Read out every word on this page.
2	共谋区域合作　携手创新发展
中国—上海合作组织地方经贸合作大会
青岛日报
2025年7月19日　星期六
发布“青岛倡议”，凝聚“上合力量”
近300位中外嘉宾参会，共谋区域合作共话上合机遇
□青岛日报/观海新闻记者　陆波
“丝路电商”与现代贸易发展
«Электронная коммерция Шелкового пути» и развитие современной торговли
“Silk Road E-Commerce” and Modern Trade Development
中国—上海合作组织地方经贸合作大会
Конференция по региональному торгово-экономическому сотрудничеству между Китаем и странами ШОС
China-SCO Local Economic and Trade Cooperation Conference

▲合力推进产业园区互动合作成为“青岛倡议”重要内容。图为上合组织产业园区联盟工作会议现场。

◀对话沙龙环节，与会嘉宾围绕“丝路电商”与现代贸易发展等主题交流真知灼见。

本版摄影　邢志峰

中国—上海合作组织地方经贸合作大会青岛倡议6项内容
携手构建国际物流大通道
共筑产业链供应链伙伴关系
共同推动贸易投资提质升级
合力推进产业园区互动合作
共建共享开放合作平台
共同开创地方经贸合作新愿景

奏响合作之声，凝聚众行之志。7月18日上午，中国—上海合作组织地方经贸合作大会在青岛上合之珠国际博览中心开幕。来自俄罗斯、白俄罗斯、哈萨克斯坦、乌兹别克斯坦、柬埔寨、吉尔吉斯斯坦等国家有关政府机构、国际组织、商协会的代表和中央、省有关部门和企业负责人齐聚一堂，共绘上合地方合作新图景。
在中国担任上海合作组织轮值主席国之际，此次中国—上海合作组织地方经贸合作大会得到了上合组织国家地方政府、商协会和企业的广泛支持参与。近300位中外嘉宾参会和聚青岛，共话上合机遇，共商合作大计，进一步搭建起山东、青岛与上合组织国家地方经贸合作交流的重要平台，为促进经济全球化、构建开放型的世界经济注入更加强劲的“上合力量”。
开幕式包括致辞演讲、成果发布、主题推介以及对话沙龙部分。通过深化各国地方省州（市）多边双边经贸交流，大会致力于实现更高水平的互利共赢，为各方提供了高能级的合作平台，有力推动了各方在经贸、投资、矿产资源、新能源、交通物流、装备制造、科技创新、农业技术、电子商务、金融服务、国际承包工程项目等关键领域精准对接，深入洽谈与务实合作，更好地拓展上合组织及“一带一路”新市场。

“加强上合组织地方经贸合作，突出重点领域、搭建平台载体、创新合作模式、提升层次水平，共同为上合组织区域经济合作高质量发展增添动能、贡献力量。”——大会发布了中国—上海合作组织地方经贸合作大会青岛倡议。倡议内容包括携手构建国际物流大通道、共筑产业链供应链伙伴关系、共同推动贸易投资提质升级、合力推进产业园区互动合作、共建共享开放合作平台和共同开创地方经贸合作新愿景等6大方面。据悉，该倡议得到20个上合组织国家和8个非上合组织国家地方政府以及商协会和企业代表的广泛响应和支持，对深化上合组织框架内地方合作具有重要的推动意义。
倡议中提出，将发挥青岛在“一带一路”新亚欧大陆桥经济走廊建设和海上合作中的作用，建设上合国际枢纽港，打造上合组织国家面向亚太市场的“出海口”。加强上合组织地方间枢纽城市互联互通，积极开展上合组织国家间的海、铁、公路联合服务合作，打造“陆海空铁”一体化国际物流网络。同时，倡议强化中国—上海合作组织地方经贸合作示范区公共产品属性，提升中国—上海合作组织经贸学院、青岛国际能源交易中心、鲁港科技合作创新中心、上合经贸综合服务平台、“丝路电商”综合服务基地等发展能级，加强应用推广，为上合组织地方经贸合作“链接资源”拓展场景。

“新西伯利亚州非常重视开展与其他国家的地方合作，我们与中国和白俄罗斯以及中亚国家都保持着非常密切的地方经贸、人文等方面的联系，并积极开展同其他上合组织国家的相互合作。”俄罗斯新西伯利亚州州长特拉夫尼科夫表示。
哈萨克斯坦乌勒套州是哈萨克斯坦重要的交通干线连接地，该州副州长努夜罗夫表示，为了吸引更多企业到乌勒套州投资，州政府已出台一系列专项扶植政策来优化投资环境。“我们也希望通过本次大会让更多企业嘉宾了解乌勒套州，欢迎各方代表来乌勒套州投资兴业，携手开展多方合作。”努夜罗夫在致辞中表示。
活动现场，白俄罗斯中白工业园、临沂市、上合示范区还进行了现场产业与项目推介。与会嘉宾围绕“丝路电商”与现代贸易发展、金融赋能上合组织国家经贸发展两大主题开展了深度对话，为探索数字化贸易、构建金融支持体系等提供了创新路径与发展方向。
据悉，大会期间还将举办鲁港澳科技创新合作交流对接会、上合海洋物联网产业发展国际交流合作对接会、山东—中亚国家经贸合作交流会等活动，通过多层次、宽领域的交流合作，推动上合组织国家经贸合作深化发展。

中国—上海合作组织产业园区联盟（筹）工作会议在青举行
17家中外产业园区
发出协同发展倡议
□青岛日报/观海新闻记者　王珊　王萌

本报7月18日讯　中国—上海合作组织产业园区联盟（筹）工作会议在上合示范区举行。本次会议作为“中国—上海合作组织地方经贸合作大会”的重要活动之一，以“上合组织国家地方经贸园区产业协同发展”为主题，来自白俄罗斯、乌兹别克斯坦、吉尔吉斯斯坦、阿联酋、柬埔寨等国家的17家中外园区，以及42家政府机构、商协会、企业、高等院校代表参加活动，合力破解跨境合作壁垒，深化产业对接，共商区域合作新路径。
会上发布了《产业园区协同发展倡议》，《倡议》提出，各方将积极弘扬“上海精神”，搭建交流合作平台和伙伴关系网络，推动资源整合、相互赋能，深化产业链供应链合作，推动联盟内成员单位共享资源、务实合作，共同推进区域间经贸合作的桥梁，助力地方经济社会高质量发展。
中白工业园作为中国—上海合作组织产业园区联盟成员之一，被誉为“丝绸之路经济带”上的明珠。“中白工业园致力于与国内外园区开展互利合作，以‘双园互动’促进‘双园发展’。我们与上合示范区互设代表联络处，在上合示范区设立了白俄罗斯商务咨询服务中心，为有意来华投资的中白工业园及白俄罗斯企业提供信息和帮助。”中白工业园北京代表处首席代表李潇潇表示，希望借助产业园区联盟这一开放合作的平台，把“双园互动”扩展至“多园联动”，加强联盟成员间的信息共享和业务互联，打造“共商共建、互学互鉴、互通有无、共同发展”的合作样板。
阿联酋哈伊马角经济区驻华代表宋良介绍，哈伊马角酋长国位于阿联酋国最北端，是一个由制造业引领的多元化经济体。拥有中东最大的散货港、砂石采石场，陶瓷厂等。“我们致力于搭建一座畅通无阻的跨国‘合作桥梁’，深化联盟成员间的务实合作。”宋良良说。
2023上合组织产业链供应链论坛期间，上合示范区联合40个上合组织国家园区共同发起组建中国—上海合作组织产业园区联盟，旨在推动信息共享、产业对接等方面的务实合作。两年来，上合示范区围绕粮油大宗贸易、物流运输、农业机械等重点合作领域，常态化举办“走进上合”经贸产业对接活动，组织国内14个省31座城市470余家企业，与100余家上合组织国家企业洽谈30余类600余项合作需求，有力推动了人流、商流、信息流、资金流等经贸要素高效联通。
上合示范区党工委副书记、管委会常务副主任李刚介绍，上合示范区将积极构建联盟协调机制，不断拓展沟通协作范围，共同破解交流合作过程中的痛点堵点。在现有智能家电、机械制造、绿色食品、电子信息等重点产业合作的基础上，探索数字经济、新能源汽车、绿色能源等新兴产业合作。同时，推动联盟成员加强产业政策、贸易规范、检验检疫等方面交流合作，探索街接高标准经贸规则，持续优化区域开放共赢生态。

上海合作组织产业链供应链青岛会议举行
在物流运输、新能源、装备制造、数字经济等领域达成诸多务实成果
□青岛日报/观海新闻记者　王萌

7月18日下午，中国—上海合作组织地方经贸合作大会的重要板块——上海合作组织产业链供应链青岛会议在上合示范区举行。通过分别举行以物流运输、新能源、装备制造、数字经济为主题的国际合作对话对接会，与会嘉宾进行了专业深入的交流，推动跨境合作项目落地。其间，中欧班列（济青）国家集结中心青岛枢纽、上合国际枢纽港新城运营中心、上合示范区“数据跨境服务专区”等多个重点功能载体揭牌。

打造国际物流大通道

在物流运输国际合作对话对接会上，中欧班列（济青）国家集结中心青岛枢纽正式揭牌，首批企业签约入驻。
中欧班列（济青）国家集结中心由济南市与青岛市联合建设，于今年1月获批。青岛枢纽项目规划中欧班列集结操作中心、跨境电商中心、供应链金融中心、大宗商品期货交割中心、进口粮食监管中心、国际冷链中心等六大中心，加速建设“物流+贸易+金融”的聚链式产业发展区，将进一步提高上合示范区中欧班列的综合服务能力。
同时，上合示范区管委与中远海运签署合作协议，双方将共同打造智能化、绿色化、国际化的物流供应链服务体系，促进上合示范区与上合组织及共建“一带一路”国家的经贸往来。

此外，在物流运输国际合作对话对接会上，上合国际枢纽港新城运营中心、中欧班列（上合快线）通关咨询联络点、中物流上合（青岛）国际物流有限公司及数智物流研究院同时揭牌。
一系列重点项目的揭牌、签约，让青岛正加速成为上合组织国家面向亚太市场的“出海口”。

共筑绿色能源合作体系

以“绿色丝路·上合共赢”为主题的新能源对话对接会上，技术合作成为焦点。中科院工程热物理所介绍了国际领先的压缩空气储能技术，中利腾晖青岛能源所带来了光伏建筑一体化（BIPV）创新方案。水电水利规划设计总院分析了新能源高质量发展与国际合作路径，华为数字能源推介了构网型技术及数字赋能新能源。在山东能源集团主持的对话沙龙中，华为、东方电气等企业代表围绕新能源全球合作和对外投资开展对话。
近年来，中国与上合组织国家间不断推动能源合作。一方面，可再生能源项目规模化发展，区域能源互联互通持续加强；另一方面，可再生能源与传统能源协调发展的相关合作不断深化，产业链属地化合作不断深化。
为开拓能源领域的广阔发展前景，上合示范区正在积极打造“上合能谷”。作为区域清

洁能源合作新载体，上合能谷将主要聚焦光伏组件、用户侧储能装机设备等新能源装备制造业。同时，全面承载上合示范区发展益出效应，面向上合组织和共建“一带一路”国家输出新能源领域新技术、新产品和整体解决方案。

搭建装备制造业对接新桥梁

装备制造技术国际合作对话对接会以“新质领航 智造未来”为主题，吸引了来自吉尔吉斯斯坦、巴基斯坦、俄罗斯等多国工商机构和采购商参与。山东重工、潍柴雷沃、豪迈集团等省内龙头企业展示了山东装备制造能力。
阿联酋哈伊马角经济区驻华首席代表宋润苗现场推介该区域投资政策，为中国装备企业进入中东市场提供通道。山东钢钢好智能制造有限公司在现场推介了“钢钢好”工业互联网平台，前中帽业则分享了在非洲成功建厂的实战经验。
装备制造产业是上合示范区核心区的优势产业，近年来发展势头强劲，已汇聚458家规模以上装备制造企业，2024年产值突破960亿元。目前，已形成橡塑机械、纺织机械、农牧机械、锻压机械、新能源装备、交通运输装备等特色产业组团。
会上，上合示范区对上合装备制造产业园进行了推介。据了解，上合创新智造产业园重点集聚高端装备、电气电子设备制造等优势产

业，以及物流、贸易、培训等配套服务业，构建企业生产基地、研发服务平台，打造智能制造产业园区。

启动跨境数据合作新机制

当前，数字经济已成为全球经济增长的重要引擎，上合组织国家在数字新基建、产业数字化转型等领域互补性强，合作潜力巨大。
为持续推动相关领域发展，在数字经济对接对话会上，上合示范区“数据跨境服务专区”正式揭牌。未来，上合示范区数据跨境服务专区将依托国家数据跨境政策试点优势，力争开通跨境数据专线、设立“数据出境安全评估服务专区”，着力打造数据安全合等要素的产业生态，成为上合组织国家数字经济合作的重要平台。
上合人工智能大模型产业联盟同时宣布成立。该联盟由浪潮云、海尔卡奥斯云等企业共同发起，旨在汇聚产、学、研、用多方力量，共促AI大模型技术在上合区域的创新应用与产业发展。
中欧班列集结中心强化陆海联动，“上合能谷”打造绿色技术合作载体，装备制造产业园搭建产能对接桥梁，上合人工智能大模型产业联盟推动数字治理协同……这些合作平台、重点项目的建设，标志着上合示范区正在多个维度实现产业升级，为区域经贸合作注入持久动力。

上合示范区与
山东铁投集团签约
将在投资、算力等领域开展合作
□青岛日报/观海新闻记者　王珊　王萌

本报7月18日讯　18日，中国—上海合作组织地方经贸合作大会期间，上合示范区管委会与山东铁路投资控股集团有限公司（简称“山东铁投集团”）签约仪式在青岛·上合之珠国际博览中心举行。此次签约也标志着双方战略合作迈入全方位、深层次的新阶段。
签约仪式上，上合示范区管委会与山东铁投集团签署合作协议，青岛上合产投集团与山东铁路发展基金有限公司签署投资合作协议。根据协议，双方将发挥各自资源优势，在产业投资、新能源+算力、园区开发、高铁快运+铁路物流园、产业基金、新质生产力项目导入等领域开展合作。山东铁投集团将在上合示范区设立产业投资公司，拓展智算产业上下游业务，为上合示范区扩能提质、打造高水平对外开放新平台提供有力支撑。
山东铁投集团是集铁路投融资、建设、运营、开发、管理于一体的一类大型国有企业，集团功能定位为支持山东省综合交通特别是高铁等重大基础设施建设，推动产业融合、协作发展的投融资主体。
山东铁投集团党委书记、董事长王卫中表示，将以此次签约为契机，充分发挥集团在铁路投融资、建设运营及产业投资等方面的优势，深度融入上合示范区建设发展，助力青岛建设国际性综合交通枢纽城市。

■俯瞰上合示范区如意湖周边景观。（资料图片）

● ● ●

_WORK TO DO:_
Which lines hold the word "共筑产业链供应链伙伴关系"? Return all of them from the records above.

_FINISHED ANSWER:_
共筑产业链供应链伙伴关系
“加强上合组织地方经贸合作，突出重点领域、搭建平台载体、创新合作模式、提升层次水平，共同为上合组织区域经济合作高质量发展增添动能、贡献力量。”——大会发布了中国—上海合作组织地方经贸合作大会青岛倡议。倡议内容包括携手构建国际物流大通道、共筑产业链供应链伙伴关系、共同推动贸易投资提质升级、合力推进产业园区互动合作、共建共享开放合作平台和共同开创地方经贸合作新愿景等6大方面。据悉，该倡议得到20个上合组织国家和8个非上合组织国家地方政府以及商协会和企业代表的广泛响应和支持，对深化上合组织框架内地方合作具有重要的推动意义。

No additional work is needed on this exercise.